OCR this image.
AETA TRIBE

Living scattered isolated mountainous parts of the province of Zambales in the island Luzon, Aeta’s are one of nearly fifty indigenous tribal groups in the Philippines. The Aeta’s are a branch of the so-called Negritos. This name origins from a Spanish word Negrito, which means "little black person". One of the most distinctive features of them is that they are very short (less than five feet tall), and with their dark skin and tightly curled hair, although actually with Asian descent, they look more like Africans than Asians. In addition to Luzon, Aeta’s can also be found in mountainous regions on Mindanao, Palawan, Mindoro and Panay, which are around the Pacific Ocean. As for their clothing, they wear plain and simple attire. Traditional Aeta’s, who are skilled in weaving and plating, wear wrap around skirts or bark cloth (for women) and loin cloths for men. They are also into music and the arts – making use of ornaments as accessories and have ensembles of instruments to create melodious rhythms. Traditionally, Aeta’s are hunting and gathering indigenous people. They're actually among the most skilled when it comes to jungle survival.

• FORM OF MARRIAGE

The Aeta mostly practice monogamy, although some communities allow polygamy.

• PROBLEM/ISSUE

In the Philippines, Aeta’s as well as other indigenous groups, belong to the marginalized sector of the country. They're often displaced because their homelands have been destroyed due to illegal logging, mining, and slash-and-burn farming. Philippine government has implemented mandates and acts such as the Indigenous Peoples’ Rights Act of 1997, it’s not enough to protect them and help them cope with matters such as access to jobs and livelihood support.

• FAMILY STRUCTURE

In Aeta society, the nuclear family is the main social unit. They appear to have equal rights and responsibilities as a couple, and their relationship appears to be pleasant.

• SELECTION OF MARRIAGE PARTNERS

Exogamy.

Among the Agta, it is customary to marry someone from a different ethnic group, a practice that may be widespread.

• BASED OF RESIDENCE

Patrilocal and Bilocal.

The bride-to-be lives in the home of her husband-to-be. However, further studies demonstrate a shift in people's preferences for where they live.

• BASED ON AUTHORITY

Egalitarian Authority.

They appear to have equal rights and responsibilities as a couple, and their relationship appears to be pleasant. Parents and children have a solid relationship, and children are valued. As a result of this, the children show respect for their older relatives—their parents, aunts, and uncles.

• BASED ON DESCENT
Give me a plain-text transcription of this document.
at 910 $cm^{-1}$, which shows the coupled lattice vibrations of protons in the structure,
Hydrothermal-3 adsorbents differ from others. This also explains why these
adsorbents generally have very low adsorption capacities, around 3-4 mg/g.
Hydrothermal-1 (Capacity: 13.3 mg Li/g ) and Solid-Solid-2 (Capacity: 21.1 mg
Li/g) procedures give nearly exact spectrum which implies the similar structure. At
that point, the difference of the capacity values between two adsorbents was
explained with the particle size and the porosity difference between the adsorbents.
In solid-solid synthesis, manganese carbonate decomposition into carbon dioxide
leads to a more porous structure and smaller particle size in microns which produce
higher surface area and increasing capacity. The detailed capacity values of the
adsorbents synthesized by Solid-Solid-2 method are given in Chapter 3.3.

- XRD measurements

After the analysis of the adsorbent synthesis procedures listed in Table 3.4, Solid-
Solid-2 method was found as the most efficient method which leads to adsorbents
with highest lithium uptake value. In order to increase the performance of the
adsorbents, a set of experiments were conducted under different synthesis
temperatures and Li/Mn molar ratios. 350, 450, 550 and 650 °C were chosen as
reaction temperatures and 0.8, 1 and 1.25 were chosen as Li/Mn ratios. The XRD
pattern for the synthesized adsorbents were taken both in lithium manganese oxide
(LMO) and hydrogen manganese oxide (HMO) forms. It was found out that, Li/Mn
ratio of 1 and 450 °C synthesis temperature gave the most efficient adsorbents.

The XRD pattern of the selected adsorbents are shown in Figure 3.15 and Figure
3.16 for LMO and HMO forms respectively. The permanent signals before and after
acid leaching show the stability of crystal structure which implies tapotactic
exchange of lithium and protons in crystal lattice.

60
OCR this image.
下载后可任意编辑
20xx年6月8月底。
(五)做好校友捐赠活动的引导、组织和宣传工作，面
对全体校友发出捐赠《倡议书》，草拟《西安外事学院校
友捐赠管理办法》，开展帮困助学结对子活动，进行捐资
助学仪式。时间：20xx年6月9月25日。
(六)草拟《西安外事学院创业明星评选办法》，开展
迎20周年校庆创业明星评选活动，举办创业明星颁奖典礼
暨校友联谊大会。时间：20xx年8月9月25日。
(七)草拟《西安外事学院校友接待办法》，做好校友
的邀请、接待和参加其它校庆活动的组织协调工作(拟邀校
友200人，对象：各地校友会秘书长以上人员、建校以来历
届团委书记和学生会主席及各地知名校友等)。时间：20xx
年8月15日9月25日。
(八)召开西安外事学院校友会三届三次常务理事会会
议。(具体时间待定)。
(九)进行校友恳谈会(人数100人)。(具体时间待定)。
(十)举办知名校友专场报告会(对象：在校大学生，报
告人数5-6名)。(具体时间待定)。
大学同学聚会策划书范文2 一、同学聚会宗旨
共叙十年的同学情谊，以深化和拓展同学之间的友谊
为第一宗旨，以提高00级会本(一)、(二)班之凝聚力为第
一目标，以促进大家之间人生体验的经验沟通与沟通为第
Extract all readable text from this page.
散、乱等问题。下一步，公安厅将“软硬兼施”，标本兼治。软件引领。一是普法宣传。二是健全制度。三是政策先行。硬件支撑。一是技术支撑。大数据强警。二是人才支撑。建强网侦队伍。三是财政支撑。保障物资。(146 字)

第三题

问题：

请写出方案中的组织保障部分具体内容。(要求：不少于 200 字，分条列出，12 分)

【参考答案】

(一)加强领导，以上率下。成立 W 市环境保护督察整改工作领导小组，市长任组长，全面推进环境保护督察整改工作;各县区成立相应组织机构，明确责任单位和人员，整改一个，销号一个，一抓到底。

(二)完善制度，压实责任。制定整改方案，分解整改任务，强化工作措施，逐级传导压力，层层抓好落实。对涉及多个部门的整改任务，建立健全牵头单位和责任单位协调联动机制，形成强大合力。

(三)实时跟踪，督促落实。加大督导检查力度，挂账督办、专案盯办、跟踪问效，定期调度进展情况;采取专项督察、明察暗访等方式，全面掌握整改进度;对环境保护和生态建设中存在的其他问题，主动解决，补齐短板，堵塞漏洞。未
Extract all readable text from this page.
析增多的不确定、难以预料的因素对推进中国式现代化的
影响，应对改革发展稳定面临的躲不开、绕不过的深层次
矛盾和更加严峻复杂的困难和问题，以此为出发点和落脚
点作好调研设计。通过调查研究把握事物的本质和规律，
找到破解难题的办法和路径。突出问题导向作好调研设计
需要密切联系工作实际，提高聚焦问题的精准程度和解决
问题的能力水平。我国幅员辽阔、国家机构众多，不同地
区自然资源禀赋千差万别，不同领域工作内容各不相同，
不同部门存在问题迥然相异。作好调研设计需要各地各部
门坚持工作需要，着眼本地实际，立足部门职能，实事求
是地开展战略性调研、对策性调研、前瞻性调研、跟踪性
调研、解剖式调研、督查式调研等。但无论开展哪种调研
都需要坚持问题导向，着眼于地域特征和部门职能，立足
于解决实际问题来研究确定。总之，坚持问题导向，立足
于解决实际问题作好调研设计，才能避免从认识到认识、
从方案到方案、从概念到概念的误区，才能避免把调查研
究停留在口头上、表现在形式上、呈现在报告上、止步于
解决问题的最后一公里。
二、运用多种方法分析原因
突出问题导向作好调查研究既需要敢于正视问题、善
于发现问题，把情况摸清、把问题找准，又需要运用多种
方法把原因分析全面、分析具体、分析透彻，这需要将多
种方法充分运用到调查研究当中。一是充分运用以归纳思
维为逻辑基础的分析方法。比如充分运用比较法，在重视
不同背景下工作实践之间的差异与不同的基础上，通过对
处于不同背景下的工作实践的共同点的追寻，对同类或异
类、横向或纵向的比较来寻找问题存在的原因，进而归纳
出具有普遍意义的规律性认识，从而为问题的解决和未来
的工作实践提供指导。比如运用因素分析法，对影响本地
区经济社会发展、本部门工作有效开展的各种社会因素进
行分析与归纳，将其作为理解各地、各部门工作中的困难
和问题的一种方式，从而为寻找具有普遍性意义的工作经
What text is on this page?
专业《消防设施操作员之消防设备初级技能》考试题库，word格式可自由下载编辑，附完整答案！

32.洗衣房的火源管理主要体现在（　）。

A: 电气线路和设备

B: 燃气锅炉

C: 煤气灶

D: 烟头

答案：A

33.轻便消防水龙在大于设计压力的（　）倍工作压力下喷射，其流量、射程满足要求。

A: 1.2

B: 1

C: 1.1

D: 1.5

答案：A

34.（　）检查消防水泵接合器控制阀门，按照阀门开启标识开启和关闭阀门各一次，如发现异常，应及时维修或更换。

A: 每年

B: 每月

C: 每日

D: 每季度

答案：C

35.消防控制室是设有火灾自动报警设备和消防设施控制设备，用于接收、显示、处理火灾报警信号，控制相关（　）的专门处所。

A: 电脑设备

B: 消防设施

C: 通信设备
*****
▶ _Task statement_: Copy all lines from the material that include "crystal".

▶ _Correct response_:
acid leaching show the stability of crystal structure which implies tapotactic
exchange of lithium and protons in crystal lattice.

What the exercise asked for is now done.